SHORT PROBLEM
With the pictures omitted, write out the entries that follow exactly as they stand.

*****

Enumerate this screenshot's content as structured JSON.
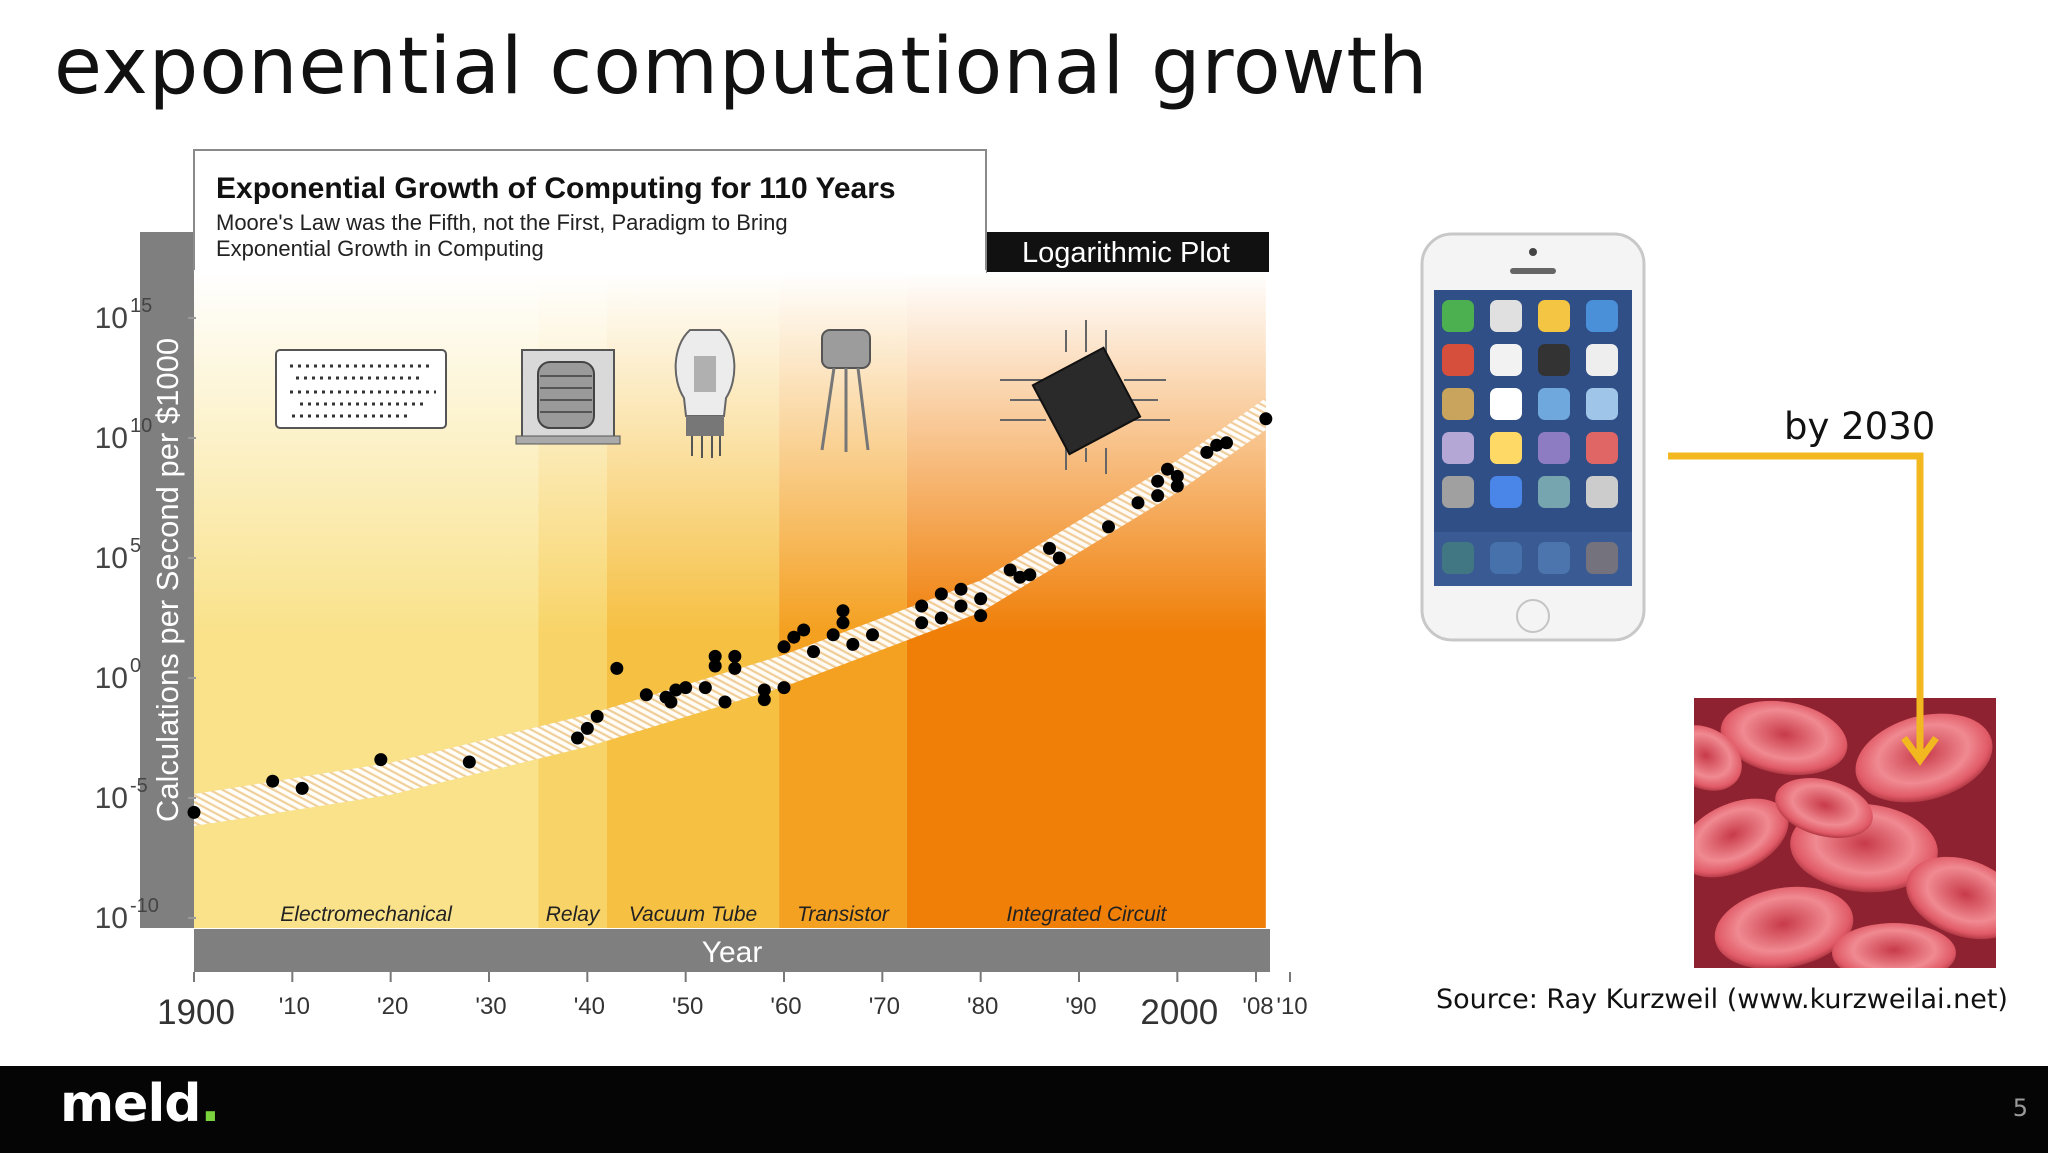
{
  "slide": {
    "title": "exponential computational growth",
    "annotation": "by 2030",
    "source": "Source: Ray Kurzweil (www.kurzweilai.net)",
    "page_number": "5"
  },
  "footer": {
    "logo_text": "meld",
    "logo_dot": ".",
    "logo_accent": "#7ad33c"
  },
  "colors": {
    "arrow": "#f2b81f",
    "band_dark": "#7f7f7f",
    "point": "#000000"
  },
  "icons": [
    "punch-card-icon",
    "relay-icon",
    "vacuum-tube-icon",
    "transistor-icon",
    "integrated-circuit-icon",
    "smartphone-image",
    "red-blood-cells-image"
  ],
  "chart_data": {
    "type": "scatter",
    "title": "Exponential Growth of Computing for 110 Years",
    "subtitle_lines": [
      "Moore's Law was the Fifth, not the First, Paradigm to Bring",
      "Exponential Growth in Computing"
    ],
    "plot_label": "Logarithmic Plot",
    "xlabel": "Year",
    "ylabel": "Calculations per Second per $1000",
    "y_scale": "log10",
    "xlim": [
      1900,
      2010
    ],
    "ylim_exponent": [
      -10,
      15
    ],
    "x_ticks": [
      {
        "value": 1900,
        "label": "1900",
        "big": true
      },
      {
        "value": 1910,
        "label": "'10"
      },
      {
        "value": 1920,
        "label": "'20"
      },
      {
        "value": 1930,
        "label": "'30"
      },
      {
        "value": 1940,
        "label": "'40"
      },
      {
        "value": 1950,
        "label": "'50"
      },
      {
        "value": 1960,
        "label": "'60"
      },
      {
        "value": 1970,
        "label": "'70"
      },
      {
        "value": 1980,
        "label": "'80"
      },
      {
        "value": 1990,
        "label": "'90"
      },
      {
        "value": 2000,
        "label": "2000",
        "big": true
      },
      {
        "value": 2008,
        "label": "'08"
      },
      {
        "value": 2010,
        "label": "'10"
      }
    ],
    "y_ticks": [
      {
        "exp": 15,
        "label": "10",
        "sup": "15"
      },
      {
        "exp": 10,
        "label": "10",
        "sup": "10"
      },
      {
        "exp": 5,
        "label": "10",
        "sup": "5"
      },
      {
        "exp": 0,
        "label": "10",
        "sup": "0"
      },
      {
        "exp": -5,
        "label": "10",
        "sup": "-5"
      },
      {
        "exp": -10,
        "label": "10",
        "sup": "-10"
      }
    ],
    "eras": [
      {
        "name": "Electromechanical",
        "start": 1900,
        "end": 1935,
        "color": "#f9e28a"
      },
      {
        "name": "Relay",
        "start": 1935,
        "end": 1942,
        "color": "#f8d468"
      },
      {
        "name": "Vacuum Tube",
        "start": 1942,
        "end": 1959.5,
        "color": "#f6c042"
      },
      {
        "name": "Transistor",
        "start": 1959.5,
        "end": 1972.5,
        "color": "#f4a020"
      },
      {
        "name": "Integrated Circuit",
        "start": 1972.5,
        "end": 2009,
        "color": "#f07f08"
      }
    ],
    "trend": [
      [
        1900,
        -5.5
      ],
      [
        1920,
        -4.2
      ],
      [
        1940,
        -2.2
      ],
      [
        1960,
        0.3
      ],
      [
        1980,
        3.4
      ],
      [
        2000,
        8.4
      ],
      [
        2009,
        11.0
      ]
    ],
    "points": [
      [
        1900,
        -5.6
      ],
      [
        1908,
        -4.3
      ],
      [
        1911,
        -4.6
      ],
      [
        1919,
        -3.4
      ],
      [
        1928,
        -3.5
      ],
      [
        1939,
        -2.5
      ],
      [
        1940,
        -2.1
      ],
      [
        1941,
        -1.6
      ],
      [
        1943,
        0.4
      ],
      [
        1946,
        -0.7
      ],
      [
        1948,
        -0.8
      ],
      [
        1948.5,
        -1.0
      ],
      [
        1949,
        -0.5
      ],
      [
        1950,
        -0.4
      ],
      [
        1952,
        -0.4
      ],
      [
        1953,
        0.5
      ],
      [
        1953,
        0.9
      ],
      [
        1954,
        -1.0
      ],
      [
        1955,
        0.4
      ],
      [
        1955,
        0.9
      ],
      [
        1958,
        -0.9
      ],
      [
        1958,
        -0.5
      ],
      [
        1960,
        -0.4
      ],
      [
        1960,
        1.3
      ],
      [
        1961,
        1.7
      ],
      [
        1962,
        2.0
      ],
      [
        1963,
        1.1
      ],
      [
        1965,
        1.8
      ],
      [
        1966,
        2.3
      ],
      [
        1966,
        2.8
      ],
      [
        1967,
        1.4
      ],
      [
        1969,
        1.8
      ],
      [
        1974,
        3.0
      ],
      [
        1974,
        2.3
      ],
      [
        1976,
        3.5
      ],
      [
        1976,
        2.5
      ],
      [
        1978,
        3.7
      ],
      [
        1978,
        3.0
      ],
      [
        1980,
        2.6
      ],
      [
        1980,
        3.3
      ],
      [
        1983,
        4.5
      ],
      [
        1984,
        4.2
      ],
      [
        1985,
        4.3
      ],
      [
        1987,
        5.4
      ],
      [
        1988,
        5.0
      ],
      [
        1993,
        6.3
      ],
      [
        1996,
        7.3
      ],
      [
        1998,
        7.6
      ],
      [
        1998,
        8.2
      ],
      [
        1999,
        8.7
      ],
      [
        2000,
        8.0
      ],
      [
        2000,
        8.4
      ],
      [
        2003,
        9.4
      ],
      [
        2004,
        9.7
      ],
      [
        2005,
        9.8
      ],
      [
        2009,
        10.8
      ]
    ]
  }
}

*****

EXERCISE RESPONSE
Enumerate this screenshot's content as structured JSON.
{
  "slide": {
    "title": "exponential computational growth",
    "annotation": "by 2030",
    "source": "Source: Ray Kurzweil (www.kurzweilai.net)",
    "page_number": "5"
  },
  "footer": {
    "logo_text": "meld",
    "logo_dot": ".",
    "logo_accent": "#7ad33c"
  },
  "colors": {
    "arrow": "#f2b81f",
    "band_dark": "#7f7f7f",
    "point": "#000000"
  },
  "icons": [
    "punch-card-icon",
    "relay-icon",
    "vacuum-tube-icon",
    "transistor-icon",
    "integrated-circuit-icon",
    "smartphone-image",
    "red-blood-cells-image"
  ],
  "chart_data": {
    "type": "scatter",
    "title": "Exponential Growth of Computing for 110 Years",
    "subtitle_lines": [
      "Moore's Law was the Fifth, not the First, Paradigm to Bring",
      "Exponential Growth in Computing"
    ],
    "plot_label": "Logarithmic Plot",
    "xlabel": "Year",
    "ylabel": "Calculations per Second per $1000",
    "y_scale": "log10",
    "xlim": [
      1900,
      2010
    ],
    "ylim_exponent": [
      -10,
      15
    ],
    "x_ticks": [
      {
        "value": 1900,
        "label": "1900",
        "big": true
      },
      {
        "value": 1910,
        "label": "'10"
      },
      {
        "value": 1920,
        "label": "'20"
      },
      {
        "value": 1930,
        "label": "'30"
      },
      {
        "value": 1940,
        "label": "'40"
      },
      {
        "value": 1950,
        "label": "'50"
      },
      {
        "value": 1960,
        "label": "'60"
      },
      {
        "value": 1970,
        "label": "'70"
      },
      {
        "value": 1980,
        "label": "'80"
      },
      {
        "value": 1990,
        "label": "'90"
      },
      {
        "value": 2000,
        "label": "2000",
        "big": true
      },
      {
        "value": 2008,
        "label": "'08"
      },
      {
        "value": 2010,
        "label": "'10"
      }
    ],
    "y_ticks": [
      {
        "exp": 15,
        "label": "10",
        "sup": "15"
      },
      {
        "exp": 10,
        "label": "10",
        "sup": "10"
      },
      {
        "exp": 5,
        "label": "10",
        "sup": "5"
      },
      {
        "exp": 0,
        "label": "10",
        "sup": "0"
      },
      {
        "exp": -5,
        "label": "10",
        "sup": "-5"
      },
      {
        "exp": -10,
        "label": "10",
        "sup": "-10"
      }
    ],
    "eras": [
      {
        "name": "Electromechanical",
        "start": 1900,
        "end": 1935,
        "color": "#f9e28a"
      },
      {
        "name": "Relay",
        "start": 1935,
        "end": 1942,
        "color": "#f8d468"
      },
      {
        "name": "Vacuum Tube",
        "start": 1942,
        "end": 1959.5,
        "color": "#f6c042"
      },
      {
        "name": "Transistor",
        "start": 1959.5,
        "end": 1972.5,
        "color": "#f4a020"
      },
      {
        "name": "Integrated Circuit",
        "start": 1972.5,
        "end": 2009,
        "color": "#f07f08"
      }
    ],
    "trend": [
      [
        1900,
        -5.5
      ],
      [
        1920,
        -4.2
      ],
      [
        1940,
        -2.2
      ],
      [
        1960,
        0.3
      ],
      [
        1980,
        3.4
      ],
      [
        2000,
        8.4
      ],
      [
        2009,
        11.0
      ]
    ],
    "points": [
      [
        1900,
        -5.6
      ],
      [
        1908,
        -4.3
      ],
      [
        1911,
        -4.6
      ],
      [
        1919,
        -3.4
      ],
      [
        1928,
        -3.5
      ],
      [
        1939,
        -2.5
      ],
      [
        1940,
        -2.1
      ],
      [
        1941,
        -1.6
      ],
      [
        1943,
        0.4
      ],
      [
        1946,
        -0.7
      ],
      [
        1948,
        -0.8
      ],
      [
        1948.5,
        -1.0
      ],
      [
        1949,
        -0.5
      ],
      [
        1950,
        -0.4
      ],
      [
        1952,
        -0.4
      ],
      [
        1953,
        0.5
      ],
      [
        1953,
        0.9
      ],
      [
        1954,
        -1.0
      ],
      [
        1955,
        0.4
      ],
      [
        1955,
        0.9
      ],
      [
        1958,
        -0.9
      ],
      [
        1958,
        -0.5
      ],
      [
        1960,
        -0.4
      ],
      [
        1960,
        1.3
      ],
      [
        1961,
        1.7
      ],
      [
        1962,
        2.0
      ],
      [
        1963,
        1.1
      ],
      [
        1965,
        1.8
      ],
      [
        1966,
        2.3
      ],
      [
        1966,
        2.8
      ],
      [
        1967,
        1.4
      ],
      [
        1969,
        1.8
      ],
      [
        1974,
        3.0
      ],
      [
        1974,
        2.3
      ],
      [
        1976,
        3.5
      ],
      [
        1976,
        2.5
      ],
      [
        1978,
        3.7
      ],
      [
        1978,
        3.0
      ],
      [
        1980,
        2.6
      ],
      [
        1980,
        3.3
      ],
      [
        1983,
        4.5
      ],
      [
        1984,
        4.2
      ],
      [
        1985,
        4.3
      ],
      [
        1987,
        5.4
      ],
      [
        1988,
        5.0
      ],
      [
        1993,
        6.3
      ],
      [
        1996,
        7.3
      ],
      [
        1998,
        7.6
      ],
      [
        1998,
        8.2
      ],
      [
        1999,
        8.7
      ],
      [
        2000,
        8.0
      ],
      [
        2000,
        8.4
      ],
      [
        2003,
        9.4
      ],
      [
        2004,
        9.7
      ],
      [
        2005,
        9.8
      ],
      [
        2009,
        10.8
      ]
    ]
  }
}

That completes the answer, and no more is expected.